JOB => Arrange the entries below as a Markdown table with the columns "Row" and "Entry Line," one row per line, numbered in order and omitting blank lines.

MATERIAL SUPPLIED =>
....
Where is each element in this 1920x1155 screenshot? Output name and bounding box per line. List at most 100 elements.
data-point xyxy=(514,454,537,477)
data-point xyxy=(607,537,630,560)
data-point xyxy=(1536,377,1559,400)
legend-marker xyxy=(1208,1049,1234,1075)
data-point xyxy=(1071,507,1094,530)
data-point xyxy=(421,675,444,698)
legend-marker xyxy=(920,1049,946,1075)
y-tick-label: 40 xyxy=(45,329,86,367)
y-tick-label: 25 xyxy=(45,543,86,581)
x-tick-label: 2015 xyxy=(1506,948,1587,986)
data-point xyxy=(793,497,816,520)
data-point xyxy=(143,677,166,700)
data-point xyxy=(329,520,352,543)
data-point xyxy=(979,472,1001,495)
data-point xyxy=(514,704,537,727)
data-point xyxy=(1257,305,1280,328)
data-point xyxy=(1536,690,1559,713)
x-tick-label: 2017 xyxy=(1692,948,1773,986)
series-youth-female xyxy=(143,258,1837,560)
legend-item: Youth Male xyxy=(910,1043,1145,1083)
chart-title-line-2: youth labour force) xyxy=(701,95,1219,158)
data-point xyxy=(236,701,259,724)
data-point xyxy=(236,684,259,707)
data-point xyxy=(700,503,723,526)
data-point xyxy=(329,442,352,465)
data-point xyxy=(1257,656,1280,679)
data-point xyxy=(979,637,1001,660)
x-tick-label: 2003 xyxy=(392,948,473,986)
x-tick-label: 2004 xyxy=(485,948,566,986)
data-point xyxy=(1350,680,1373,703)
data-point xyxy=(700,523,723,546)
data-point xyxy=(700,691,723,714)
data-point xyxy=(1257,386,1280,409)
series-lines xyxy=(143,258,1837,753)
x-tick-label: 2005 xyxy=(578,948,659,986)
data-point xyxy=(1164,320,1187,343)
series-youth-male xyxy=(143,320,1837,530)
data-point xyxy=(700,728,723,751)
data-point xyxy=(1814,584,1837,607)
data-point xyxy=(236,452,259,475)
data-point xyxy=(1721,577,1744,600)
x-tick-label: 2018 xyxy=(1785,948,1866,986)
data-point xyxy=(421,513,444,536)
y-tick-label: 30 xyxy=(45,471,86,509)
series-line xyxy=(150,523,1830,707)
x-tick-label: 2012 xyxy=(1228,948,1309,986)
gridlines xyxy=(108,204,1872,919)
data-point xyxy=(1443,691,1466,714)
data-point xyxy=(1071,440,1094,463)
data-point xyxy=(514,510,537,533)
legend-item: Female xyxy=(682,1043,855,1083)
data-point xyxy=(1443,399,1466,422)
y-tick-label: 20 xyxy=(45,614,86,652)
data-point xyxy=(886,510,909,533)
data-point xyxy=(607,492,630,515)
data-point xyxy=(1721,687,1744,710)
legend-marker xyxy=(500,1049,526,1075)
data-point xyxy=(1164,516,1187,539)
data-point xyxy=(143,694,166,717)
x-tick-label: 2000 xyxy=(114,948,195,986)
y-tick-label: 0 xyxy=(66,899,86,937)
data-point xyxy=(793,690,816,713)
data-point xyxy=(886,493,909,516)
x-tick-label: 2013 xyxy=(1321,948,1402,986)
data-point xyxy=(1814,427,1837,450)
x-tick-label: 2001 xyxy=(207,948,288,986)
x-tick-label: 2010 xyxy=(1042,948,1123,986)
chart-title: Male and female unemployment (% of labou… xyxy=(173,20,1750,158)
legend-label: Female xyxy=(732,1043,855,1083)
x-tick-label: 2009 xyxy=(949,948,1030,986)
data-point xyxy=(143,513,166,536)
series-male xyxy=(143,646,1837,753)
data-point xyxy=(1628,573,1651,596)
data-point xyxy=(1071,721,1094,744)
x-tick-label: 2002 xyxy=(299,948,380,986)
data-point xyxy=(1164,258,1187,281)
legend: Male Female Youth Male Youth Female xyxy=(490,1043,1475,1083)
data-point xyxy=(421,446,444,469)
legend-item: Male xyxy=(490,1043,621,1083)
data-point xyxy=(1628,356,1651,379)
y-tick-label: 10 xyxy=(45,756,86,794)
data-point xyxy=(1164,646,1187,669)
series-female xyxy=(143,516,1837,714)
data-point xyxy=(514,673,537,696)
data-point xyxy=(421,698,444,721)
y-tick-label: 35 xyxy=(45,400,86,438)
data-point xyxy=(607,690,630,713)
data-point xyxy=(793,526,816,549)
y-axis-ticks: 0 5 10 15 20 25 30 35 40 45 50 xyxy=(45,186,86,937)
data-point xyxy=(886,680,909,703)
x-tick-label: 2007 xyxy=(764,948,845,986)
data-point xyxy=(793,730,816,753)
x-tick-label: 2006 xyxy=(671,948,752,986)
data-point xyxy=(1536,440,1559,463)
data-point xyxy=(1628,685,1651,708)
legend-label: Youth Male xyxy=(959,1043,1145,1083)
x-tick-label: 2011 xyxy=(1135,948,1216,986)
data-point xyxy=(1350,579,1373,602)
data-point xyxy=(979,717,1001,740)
....
FINAL RESULT =>
| Row | Entry Line |
|---|---|
| 1 | Where is each element in this 1920x1155 screenshot? Output name and bounding box per line. List at most 100 elements. |
| 2 | data-point xyxy=(514,454,537,477) |
| 3 | data-point xyxy=(607,537,630,560) |
| 4 | data-point xyxy=(1536,377,1559,400) |
| 5 | legend-marker xyxy=(1208,1049,1234,1075) |
| 6 | data-point xyxy=(1071,507,1094,530) |
| 7 | data-point xyxy=(421,675,444,698) |
| 8 | legend-marker xyxy=(920,1049,946,1075) |
| 9 | y-tick-label: 40 xyxy=(45,329,86,367) |
| 10 | y-tick-label: 25 xyxy=(45,543,86,581) |
| 11 | x-tick-label: 2015 xyxy=(1506,948,1587,986) |
| 12 | data-point xyxy=(793,497,816,520) |
| 13 | data-point xyxy=(143,677,166,700) |
| 14 | data-point xyxy=(329,520,352,543) |
| 15 | data-point xyxy=(979,472,1001,495) |
| 16 | data-point xyxy=(514,704,537,727) |
| 17 | data-point xyxy=(1257,305,1280,328) |
| 18 | data-point xyxy=(1536,690,1559,713) |
| 19 | x-tick-label: 2017 xyxy=(1692,948,1773,986) |
| 20 | series-youth-female xyxy=(143,258,1837,560) |
| 21 | legend-item: Youth Male xyxy=(910,1043,1145,1083) |
| 22 | chart-title-line-2: youth labour force) xyxy=(701,95,1219,158) |
| 23 | data-point xyxy=(236,701,259,724) |
| 24 | data-point xyxy=(236,684,259,707) |
| 25 | data-point xyxy=(700,503,723,526) |
| 26 | data-point xyxy=(329,442,352,465) |
| 27 | data-point xyxy=(1257,656,1280,679) |
| 28 | data-point xyxy=(979,637,1001,660) |
| 29 | x-tick-label: 2003 xyxy=(392,948,473,986) |
| 30 | x-tick-label: 2004 xyxy=(485,948,566,986) |
| 31 | data-point xyxy=(1350,680,1373,703) |
| 32 | data-point xyxy=(700,523,723,546) |
| 33 | data-point xyxy=(700,691,723,714) |
| 34 | data-point xyxy=(1257,386,1280,409) |
| 35 | series-lines xyxy=(143,258,1837,753) |
| 36 | x-tick-label: 2005 xyxy=(578,948,659,986) |
| 37 | data-point xyxy=(1164,320,1187,343) |
| 38 | series-youth-male xyxy=(143,320,1837,530) |
| 39 | data-point xyxy=(700,728,723,751) |
| 40 | data-point xyxy=(1814,584,1837,607) |
| 41 | data-point xyxy=(236,452,259,475) |
| 42 | data-point xyxy=(1721,577,1744,600) |
| 43 | x-tick-label: 2018 xyxy=(1785,948,1866,986) |
| 44 | data-point xyxy=(421,513,444,536) |
| 45 | y-tick-label: 30 xyxy=(45,471,86,509) |
| 46 | series-line xyxy=(150,523,1830,707) |
| 47 | x-tick-label: 2012 xyxy=(1228,948,1309,986) |
| 48 | gridlines xyxy=(108,204,1872,919) |
| 49 | data-point xyxy=(1443,691,1466,714) |
| 50 | data-point xyxy=(1071,440,1094,463) |
| 51 | data-point xyxy=(514,510,537,533) |
| 52 | legend-item: Female xyxy=(682,1043,855,1083) |
| 53 | data-point xyxy=(1443,399,1466,422) |
| 54 | y-tick-label: 20 xyxy=(45,614,86,652) |
| 55 | data-point xyxy=(886,510,909,533) |
| 56 | data-point xyxy=(607,492,630,515) |
| 57 | data-point xyxy=(1721,687,1744,710) |
| 58 | legend-marker xyxy=(500,1049,526,1075) |
| 59 | data-point xyxy=(1164,516,1187,539) |
| 60 | data-point xyxy=(143,694,166,717) |
| 61 | x-tick-label: 2000 xyxy=(114,948,195,986) |
| 62 | y-tick-label: 0 xyxy=(66,899,86,937) |
| 63 | data-point xyxy=(793,690,816,713) |
| 64 | data-point xyxy=(886,493,909,516) |
| 65 | x-tick-label: 2013 xyxy=(1321,948,1402,986) |
| 66 | data-point xyxy=(1814,427,1837,450) |
| 67 | x-tick-label: 2001 xyxy=(207,948,288,986) |
| 68 | x-tick-label: 2010 xyxy=(1042,948,1123,986) |
| 69 | chart-title: Male and female unemployment (% of labou… xyxy=(173,20,1750,158) |
| 70 | legend-label: Female xyxy=(732,1043,855,1083) |
| 71 | x-tick-label: 2009 xyxy=(949,948,1030,986) |
| 72 | data-point xyxy=(143,513,166,536) |
| 73 | series-male xyxy=(143,646,1837,753) |
| 74 | data-point xyxy=(1628,573,1651,596) |
| 75 | data-point xyxy=(1071,721,1094,744) |
| 76 | x-tick-label: 2002 xyxy=(299,948,380,986) |
| 77 | data-point xyxy=(1164,258,1187,281) |
| 78 | legend: Male Female Youth Male Youth Female xyxy=(490,1043,1475,1083) |
| 79 | data-point xyxy=(421,446,444,469) |
| 80 | legend-item: Male xyxy=(490,1043,621,1083) |
| 81 | data-point xyxy=(1628,356,1651,379) |
| 82 | y-tick-label: 10 xyxy=(45,756,86,794) |
| 83 | data-point xyxy=(1164,646,1187,669) |
| 84 | series-female xyxy=(143,516,1837,714) |
| 85 | data-point xyxy=(514,673,537,696) |
| 86 | data-point xyxy=(421,698,444,721) |
| 87 | y-tick-label: 35 xyxy=(45,400,86,438) |
| 88 | data-point xyxy=(607,690,630,713) |
| 89 | data-point xyxy=(793,526,816,549) |
| 90 | y-axis-ticks: 0 5 10 15 20 25 30 35 40 45 50 xyxy=(45,186,86,937) |
| 91 | data-point xyxy=(886,680,909,703) |
| 92 | x-tick-label: 2007 xyxy=(764,948,845,986) |
| 93 | data-point xyxy=(793,730,816,753) |
| 94 | x-tick-label: 2006 xyxy=(671,948,752,986) |
| 95 | data-point xyxy=(1536,440,1559,463) |
| 96 | data-point xyxy=(1628,685,1651,708) |
| 97 | legend-label: Youth Male xyxy=(959,1043,1145,1083) |
| 98 | x-tick-label: 2011 xyxy=(1135,948,1216,986) |
| 99 | data-point xyxy=(1350,579,1373,602) |
| 100 | data-point xyxy=(979,717,1001,740) |